# Question Answering Engine

## 01: Dataset Creation

In the text files provided in the [SimpleQuestions](https://github.com/askplatypus/wikidata-simplequestions) repository, only the files ending with "answerable" contain questions that exist in Wikidata, so for this reason I used these to create my dataset.

### Libraries

Importing the necessary libraries.

In [52]:
# Formats for datasets
import json
import csv

# Wikidata api
from wikidata.client import Client
from wikidata.entity import EntityId

# Preprocessing
from unidecode import unidecode
import difflib
import spacy
nlp = spacy.load('en_core_web_lg')

### Span Entity Recognition

Then defining the functions to perform the span entity detection based on the entity retrieved from the Wikidata identifier. I preprocess the data to remove accents, 's endings and question marks so that entities are more easily identifiable. Then I use difflib with each of the start and end words of the span to identify them in the question, since I'll be keeping only those indices for the span.

**INFORMATION GIVEN**

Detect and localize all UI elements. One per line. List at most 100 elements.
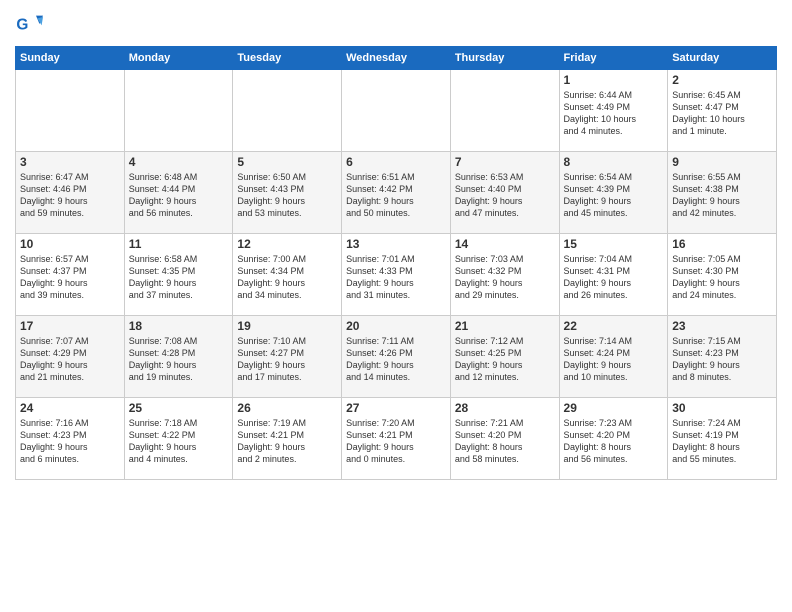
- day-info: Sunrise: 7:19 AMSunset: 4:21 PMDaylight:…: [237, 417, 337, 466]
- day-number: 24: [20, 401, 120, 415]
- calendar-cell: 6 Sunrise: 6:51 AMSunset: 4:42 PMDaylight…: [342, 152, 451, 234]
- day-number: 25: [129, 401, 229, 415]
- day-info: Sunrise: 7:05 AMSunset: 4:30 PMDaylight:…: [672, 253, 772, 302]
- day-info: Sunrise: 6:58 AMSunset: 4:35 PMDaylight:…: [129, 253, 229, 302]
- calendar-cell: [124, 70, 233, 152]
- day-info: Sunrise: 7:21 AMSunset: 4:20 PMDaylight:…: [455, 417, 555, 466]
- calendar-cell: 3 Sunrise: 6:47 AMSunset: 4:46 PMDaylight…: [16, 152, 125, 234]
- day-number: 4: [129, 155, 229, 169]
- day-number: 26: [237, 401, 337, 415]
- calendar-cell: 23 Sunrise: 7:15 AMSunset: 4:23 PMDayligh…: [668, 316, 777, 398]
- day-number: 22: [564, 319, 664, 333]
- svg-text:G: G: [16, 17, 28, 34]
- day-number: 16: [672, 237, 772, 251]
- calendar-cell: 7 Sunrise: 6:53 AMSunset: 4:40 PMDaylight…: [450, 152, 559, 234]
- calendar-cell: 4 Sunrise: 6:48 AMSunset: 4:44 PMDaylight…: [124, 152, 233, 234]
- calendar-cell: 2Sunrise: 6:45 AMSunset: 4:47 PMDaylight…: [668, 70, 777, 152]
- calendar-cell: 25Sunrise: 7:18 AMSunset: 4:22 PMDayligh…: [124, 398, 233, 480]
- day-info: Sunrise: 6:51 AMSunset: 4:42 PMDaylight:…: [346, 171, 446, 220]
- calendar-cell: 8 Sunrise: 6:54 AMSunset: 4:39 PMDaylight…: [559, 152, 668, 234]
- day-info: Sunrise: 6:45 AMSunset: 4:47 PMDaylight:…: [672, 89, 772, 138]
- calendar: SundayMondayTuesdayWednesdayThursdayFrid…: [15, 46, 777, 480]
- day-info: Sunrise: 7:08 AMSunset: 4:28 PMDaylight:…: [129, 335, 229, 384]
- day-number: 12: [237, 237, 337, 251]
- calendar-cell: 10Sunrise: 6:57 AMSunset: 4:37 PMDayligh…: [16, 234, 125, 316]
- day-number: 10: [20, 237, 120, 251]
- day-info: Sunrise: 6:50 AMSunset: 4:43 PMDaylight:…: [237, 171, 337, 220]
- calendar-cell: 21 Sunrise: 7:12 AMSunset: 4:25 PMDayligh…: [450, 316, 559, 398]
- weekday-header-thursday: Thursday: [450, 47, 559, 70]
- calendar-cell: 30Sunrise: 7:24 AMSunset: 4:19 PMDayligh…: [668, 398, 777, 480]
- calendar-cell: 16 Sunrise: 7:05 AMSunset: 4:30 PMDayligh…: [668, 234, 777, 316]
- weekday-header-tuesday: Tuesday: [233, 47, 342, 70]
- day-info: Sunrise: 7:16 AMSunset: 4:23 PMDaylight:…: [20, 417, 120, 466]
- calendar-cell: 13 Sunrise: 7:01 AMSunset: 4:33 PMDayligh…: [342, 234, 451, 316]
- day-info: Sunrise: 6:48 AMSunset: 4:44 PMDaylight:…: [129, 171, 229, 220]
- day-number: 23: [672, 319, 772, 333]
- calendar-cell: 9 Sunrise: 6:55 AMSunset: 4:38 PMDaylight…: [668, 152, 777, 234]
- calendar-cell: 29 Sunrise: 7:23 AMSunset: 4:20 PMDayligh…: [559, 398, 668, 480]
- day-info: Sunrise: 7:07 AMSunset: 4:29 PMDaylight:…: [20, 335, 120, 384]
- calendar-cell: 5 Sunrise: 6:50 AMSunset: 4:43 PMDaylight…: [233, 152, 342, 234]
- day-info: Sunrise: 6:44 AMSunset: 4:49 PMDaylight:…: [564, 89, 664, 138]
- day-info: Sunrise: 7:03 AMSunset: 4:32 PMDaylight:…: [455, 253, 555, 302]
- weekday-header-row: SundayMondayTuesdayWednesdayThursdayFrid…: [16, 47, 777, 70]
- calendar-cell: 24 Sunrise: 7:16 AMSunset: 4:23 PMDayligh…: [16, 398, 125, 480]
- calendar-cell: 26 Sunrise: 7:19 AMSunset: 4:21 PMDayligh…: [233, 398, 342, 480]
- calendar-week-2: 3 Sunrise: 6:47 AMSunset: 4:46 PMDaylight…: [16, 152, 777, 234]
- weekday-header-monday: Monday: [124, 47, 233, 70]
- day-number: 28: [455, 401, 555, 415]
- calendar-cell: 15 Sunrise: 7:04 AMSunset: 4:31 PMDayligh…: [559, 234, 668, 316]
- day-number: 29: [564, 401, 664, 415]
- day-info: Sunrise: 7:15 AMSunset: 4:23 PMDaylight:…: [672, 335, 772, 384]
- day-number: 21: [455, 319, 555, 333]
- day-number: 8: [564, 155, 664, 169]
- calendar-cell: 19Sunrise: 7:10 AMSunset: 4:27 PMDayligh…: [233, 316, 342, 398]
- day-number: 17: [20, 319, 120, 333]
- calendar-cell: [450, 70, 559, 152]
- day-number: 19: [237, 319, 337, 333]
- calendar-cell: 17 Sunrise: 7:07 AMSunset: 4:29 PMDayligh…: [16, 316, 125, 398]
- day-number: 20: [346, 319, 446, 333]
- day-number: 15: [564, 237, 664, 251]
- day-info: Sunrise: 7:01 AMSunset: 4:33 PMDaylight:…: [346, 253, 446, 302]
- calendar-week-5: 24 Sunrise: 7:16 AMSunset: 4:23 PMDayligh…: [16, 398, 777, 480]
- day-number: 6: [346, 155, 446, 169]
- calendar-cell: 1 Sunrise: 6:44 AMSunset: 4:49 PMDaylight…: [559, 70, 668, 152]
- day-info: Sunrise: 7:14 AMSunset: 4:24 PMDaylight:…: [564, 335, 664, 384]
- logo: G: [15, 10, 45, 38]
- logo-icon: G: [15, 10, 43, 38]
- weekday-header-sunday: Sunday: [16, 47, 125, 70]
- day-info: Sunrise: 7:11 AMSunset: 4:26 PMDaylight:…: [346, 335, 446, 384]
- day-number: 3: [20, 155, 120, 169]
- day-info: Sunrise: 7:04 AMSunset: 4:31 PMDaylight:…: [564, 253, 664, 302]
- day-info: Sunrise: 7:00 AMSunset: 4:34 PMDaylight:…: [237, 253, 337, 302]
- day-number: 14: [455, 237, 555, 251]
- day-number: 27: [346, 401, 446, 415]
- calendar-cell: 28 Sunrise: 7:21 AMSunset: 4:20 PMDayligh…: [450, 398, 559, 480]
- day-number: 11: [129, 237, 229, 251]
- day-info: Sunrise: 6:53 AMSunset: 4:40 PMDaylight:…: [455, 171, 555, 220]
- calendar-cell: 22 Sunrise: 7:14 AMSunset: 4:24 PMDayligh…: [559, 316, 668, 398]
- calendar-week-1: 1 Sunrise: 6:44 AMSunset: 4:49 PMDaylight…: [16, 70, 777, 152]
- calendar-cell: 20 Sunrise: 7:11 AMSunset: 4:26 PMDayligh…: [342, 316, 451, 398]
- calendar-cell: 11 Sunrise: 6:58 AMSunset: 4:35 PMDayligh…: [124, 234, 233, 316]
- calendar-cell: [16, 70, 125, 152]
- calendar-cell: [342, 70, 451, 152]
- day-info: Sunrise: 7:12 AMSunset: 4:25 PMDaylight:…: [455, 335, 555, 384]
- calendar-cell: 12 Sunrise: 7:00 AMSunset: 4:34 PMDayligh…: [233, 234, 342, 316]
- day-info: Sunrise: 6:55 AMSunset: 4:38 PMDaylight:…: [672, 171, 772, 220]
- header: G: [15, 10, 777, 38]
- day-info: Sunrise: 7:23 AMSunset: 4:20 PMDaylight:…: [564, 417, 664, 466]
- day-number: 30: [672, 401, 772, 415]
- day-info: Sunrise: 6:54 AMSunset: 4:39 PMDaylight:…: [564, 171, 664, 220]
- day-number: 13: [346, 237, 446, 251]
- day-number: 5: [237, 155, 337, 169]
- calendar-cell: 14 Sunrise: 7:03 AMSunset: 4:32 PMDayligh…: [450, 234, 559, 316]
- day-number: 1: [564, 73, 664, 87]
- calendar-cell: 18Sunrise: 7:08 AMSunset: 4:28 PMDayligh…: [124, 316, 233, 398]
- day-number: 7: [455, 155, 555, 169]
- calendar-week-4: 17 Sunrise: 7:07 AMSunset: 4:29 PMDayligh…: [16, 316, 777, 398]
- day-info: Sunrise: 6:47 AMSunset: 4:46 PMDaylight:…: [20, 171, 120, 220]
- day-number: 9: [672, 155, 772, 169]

* * *

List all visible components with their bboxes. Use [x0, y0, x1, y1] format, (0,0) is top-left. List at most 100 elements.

**GIVEN REQUEST A**
List every module named in an import statement in the question answering engine text.
**GIVEN REQUEST B**
Answer these questions from the question answering engine text:
(i) Which files from the SimpleQuestions repository were used to create the dataset?
(ii) Which spaCy model is loaded?
(iii) Which library is used with the start and end words of the span to find them in the question?

**COMPLETE ANSWER A**
json
csv
wikidata.client
wikidata.entity
unidecode
difflib
spacy

**COMPLETE ANSWER B**
(i) The files ending with "answerable"
(ii) en_core_web_lg
(iii) difflib